**SHORT EXERCISE:**
Every record must be repeated exactly, with no omission.

**PROVIDED RECORDS:**

▽

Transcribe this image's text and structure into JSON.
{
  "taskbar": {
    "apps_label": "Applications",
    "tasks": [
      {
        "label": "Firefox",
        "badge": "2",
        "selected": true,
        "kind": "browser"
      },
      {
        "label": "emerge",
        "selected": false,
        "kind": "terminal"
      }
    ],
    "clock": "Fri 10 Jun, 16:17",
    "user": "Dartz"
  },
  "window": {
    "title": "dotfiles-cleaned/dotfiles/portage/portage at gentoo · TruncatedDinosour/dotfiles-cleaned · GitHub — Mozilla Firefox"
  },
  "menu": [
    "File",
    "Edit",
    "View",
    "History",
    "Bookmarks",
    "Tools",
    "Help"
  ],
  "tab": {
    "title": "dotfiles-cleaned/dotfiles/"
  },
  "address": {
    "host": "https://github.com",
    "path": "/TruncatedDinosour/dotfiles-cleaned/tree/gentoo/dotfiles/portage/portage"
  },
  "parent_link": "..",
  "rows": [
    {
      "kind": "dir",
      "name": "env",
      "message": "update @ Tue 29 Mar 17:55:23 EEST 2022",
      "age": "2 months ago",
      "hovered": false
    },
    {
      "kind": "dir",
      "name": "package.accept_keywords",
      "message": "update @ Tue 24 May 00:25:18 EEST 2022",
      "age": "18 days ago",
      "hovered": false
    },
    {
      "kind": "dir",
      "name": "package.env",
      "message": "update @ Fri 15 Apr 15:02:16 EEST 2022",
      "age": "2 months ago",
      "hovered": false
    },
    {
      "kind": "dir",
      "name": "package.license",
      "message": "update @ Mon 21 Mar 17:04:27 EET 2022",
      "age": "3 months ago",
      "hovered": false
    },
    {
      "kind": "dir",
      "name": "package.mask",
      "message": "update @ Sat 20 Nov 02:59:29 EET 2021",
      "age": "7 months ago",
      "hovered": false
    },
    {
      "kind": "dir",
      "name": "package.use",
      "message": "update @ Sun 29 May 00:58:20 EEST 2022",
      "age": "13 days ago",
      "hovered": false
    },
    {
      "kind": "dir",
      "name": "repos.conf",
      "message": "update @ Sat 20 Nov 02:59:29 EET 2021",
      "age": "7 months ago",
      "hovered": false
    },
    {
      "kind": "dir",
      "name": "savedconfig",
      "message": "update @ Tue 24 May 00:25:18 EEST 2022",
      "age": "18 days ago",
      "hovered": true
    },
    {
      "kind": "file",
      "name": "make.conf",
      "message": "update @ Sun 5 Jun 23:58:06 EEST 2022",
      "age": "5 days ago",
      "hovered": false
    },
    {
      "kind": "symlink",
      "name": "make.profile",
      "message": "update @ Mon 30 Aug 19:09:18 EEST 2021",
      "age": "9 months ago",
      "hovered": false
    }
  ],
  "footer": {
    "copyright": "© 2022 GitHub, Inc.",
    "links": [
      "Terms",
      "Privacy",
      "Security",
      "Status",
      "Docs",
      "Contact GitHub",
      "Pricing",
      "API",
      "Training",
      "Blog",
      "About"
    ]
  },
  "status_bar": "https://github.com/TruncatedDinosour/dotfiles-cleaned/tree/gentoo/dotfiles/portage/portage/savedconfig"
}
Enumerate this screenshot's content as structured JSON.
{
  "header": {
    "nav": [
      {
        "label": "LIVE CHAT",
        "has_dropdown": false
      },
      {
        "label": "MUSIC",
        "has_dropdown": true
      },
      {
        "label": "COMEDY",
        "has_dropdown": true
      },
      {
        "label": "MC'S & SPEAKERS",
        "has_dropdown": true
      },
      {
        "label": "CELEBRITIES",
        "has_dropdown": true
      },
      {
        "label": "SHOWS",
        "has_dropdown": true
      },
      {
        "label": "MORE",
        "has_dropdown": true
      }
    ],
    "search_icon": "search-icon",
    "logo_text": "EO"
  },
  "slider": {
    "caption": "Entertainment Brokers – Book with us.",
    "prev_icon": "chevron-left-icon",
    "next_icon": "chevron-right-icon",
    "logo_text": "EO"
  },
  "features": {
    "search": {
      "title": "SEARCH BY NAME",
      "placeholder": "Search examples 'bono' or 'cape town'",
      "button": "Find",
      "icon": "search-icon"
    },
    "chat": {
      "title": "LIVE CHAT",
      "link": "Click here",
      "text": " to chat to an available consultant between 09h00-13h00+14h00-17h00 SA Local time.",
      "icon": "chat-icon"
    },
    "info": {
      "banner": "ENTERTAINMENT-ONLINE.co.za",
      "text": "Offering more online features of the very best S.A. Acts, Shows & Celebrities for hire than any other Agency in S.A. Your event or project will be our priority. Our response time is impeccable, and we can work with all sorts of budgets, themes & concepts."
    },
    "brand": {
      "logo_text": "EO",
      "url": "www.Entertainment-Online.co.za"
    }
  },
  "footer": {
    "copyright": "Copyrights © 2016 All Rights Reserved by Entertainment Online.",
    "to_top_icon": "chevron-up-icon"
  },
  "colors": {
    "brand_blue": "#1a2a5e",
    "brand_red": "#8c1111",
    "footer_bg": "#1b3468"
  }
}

△

**TASK ANSWER:**
Transcribe this image's text and structure into JSON.
{
  "taskbar": {
    "apps_label": "Applications",
    "tasks": [
      {
        "label": "Firefox",
        "badge": "2",
        "selected": true,
        "kind": "browser"
      },
      {
        "label": "emerge",
        "selected": false,
        "kind": "terminal"
      }
    ],
    "clock": "Fri 10 Jun, 16:17",
    "user": "Dartz"
  },
  "window": {
    "title": "dotfiles-cleaned/dotfiles/portage/portage at gentoo · TruncatedDinosour/dotfiles-cleaned · GitHub — Mozilla Firefox"
  },
  "menu": [
    "File",
    "Edit",
    "View",
    "History",
    "Bookmarks",
    "Tools",
    "Help"
  ],
  "tab": {
    "title": "dotfiles-cleaned/dotfiles/"
  },
  "address": {
    "host": "https://github.com",
    "path": "/TruncatedDinosour/dotfiles-cleaned/tree/gentoo/dotfiles/portage/portage"
  },
  "parent_link": "..",
  "rows": [
    {
      "kind": "dir",
      "name": "env",
      "message": "update @ Tue 29 Mar 17:55:23 EEST 2022",
      "age": "2 months ago",
      "hovered": false
    },
    {
      "kind": "dir",
      "name": "package.accept_keywords",
      "message": "update @ Tue 24 May 00:25:18 EEST 2022",
      "age": "18 days ago",
      "hovered": false
    },
    {
      "kind": "dir",
      "name": "package.env",
      "message": "update @ Fri 15 Apr 15:02:16 EEST 2022",
      "age": "2 months ago",
      "hovered": false
    },
    {
      "kind": "dir",
      "name": "package.license",
      "message": "update @ Mon 21 Mar 17:04:27 EET 2022",
      "age": "3 months ago",
      "hovered": false
    },
    {
      "kind": "dir",
      "name": "package.mask",
      "message": "update @ Sat 20 Nov 02:59:29 EET 2021",
      "age": "7 months ago",
      "hovered": false
    },
    {
      "kind": "dir",
      "name": "package.use",
      "message": "update @ Sun 29 May 00:58:20 EEST 2022",
      "age": "13 days ago",
      "hovered": false
    },
    {
      "kind": "dir",
      "name": "repos.conf",
      "message": "update @ Sat 20 Nov 02:59:29 EET 2021",
      "age": "7 months ago",
      "hovered": false
    },
    {
      "kind": "dir",
      "name": "savedconfig",
      "message": "update @ Tue 24 May 00:25:18 EEST 2022",
      "age": "18 days ago",
      "hovered": true
    },
    {
      "kind": "file",
      "name": "make.conf",
      "message": "update @ Sun 5 Jun 23:58:06 EEST 2022",
      "age": "5 days ago",
      "hovered": false
    },
    {
      "kind": "symlink",
      "name": "make.profile",
      "message": "update @ Mon 30 Aug 19:09:18 EEST 2021",
      "age": "9 months ago",
      "hovered": false
    }
  ],
  "footer": {
    "copyright": "© 2022 GitHub, Inc.",
    "links": [
      "Terms",
      "Privacy",
      "Security",
      "Status",
      "Docs",
      "Contact GitHub",
      "Pricing",
      "API",
      "Training",
      "Blog",
      "About"
    ]
  },
  "status_bar": "https://github.com/TruncatedDinosour/dotfiles-cleaned/tree/gentoo/dotfiles/portage/portage/savedconfig"
}
Enumerate this screenshot's content as structured JSON.
{
  "header": {
    "nav": [
      {
        "label": "LIVE CHAT",
        "has_dropdown": false
      },
      {
        "label": "MUSIC",
        "has_dropdown": true
      },
      {
        "label": "COMEDY",
        "has_dropdown": true
      },
      {
        "label": "MC'S & SPEAKERS",
        "has_dropdown": true
      },
      {
        "label": "CELEBRITIES",
        "has_dropdown": true
      },
      {
        "label": "SHOWS",
        "has_dropdown": true
      },
      {
        "label": "MORE",
        "has_dropdown": true
      }
    ],
    "search_icon": "search-icon",
    "logo_text": "EO"
  },
  "slider": {
    "caption": "Entertainment Brokers – Book with us.",
    "prev_icon": "chevron-left-icon",
    "next_icon": "chevron-right-icon",
    "logo_text": "EO"
  },
  "features": {
    "search": {
      "title": "SEARCH BY NAME",
      "placeholder": "Search examples 'bono' or 'cape town'",
      "button": "Find",
      "icon": "search-icon"
    },
    "chat": {
      "title": "LIVE CHAT",
      "link": "Click here",
      "text": " to chat to an available consultant between 09h00-13h00+14h00-17h00 SA Local time.",
      "icon": "chat-icon"
    },
    "info": {
      "banner": "ENTERTAINMENT-ONLINE.co.za",
      "text": "Offering more online features of the very best S.A. Acts, Shows & Celebrities for hire than any other Agency in S.A. Your event or project will be our priority. Our response time is impeccable, and we can work with all sorts of budgets, themes & concepts."
    },
    "brand": {
      "logo_text": "EO",
      "url": "www.Entertainment-Online.co.za"
    }
  },
  "footer": {
    "copyright": "Copyrights © 2016 All Rights Reserved by Entertainment Online.",
    "to_top_icon": "chevron-up-icon"
  },
  "colors": {
    "brand_blue": "#1a2a5e",
    "brand_red": "#8c1111",
    "footer_bg": "#1b3468"
  }
}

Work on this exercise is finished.